» INPUT FOR THIS TASK:
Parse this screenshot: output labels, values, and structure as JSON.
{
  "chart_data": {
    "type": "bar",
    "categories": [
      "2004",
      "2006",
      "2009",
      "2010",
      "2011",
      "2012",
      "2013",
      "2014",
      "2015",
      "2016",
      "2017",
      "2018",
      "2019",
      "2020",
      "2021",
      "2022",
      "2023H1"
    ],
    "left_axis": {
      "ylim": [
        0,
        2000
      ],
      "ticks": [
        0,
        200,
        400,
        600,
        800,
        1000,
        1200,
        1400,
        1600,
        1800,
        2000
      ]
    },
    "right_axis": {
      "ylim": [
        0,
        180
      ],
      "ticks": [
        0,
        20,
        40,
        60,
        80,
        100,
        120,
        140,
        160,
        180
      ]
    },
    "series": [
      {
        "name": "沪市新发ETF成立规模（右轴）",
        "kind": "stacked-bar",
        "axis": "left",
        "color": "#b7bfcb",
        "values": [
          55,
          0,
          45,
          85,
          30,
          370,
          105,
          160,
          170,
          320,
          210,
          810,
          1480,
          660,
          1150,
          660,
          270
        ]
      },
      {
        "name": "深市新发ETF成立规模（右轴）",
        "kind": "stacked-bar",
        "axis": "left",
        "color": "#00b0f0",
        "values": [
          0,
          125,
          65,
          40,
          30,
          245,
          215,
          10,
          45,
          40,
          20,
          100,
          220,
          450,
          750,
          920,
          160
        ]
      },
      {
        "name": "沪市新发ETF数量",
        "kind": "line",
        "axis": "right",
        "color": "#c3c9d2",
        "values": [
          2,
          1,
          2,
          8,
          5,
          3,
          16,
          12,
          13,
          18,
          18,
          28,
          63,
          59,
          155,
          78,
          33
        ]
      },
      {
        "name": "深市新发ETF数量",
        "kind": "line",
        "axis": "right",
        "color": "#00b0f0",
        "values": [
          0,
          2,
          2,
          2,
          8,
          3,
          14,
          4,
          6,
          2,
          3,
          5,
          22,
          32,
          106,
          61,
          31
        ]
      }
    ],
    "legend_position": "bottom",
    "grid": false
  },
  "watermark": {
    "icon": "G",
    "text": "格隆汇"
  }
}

» WORK INSTRUCTIONS: Go through the listing and print each line exactly as it appears.

» ANSWER FOR THE TASK:
Parse this screenshot: output labels, values, and structure as JSON.
{
  "chart_data": {
    "type": "bar",
    "categories": [
      "2004",
      "2006",
      "2009",
      "2010",
      "2011",
      "2012",
      "2013",
      "2014",
      "2015",
      "2016",
      "2017",
      "2018",
      "2019",
      "2020",
      "2021",
      "2022",
      "2023H1"
    ],
    "left_axis": {
      "ylim": [
        0,
        2000
      ],
      "ticks": [
        0,
        200,
        400,
        600,
        800,
        1000,
        1200,
        1400,
        1600,
        1800,
        2000
      ]
    },
    "right_axis": {
      "ylim": [
        0,
        180
      ],
      "ticks": [
        0,
        20,
        40,
        60,
        80,
        100,
        120,
        140,
        160,
        180
      ]
    },
    "series": [
      {
        "name": "沪市新发ETF成立规模（右轴）",
        "kind": "stacked-bar",
        "axis": "left",
        "color": "#b7bfcb",
        "values": [
          55,
          0,
          45,
          85,
          30,
          370,
          105,
          160,
          170,
          320,
          210,
          810,
          1480,
          660,
          1150,
          660,
          270
        ]
      },
      {
        "name": "深市新发ETF成立规模（右轴）",
        "kind": "stacked-bar",
        "axis": "left",
        "color": "#00b0f0",
        "values": [
          0,
          125,
          65,
          40,
          30,
          245,
          215,
          10,
          45,
          40,
          20,
          100,
          220,
          450,
          750,
          920,
          160
        ]
      },
      {
        "name": "沪市新发ETF数量",
        "kind": "line",
        "axis": "right",
        "color": "#c3c9d2",
        "values": [
          2,
          1,
          2,
          8,
          5,
          3,
          16,
          12,
          13,
          18,
          18,
          28,
          63,
          59,
          155,
          78,
          33
        ]
      },
      {
        "name": "深市新发ETF数量",
        "kind": "line",
        "axis": "right",
        "color": "#00b0f0",
        "values": [
          0,
          2,
          2,
          2,
          8,
          3,
          14,
          4,
          6,
          2,
          3,
          5,
          22,
          32,
          106,
          61,
          31
        ]
      }
    ],
    "legend_position": "bottom",
    "grid": false
  },
  "watermark": {
    "icon": "G",
    "text": "格隆汇"
  }
}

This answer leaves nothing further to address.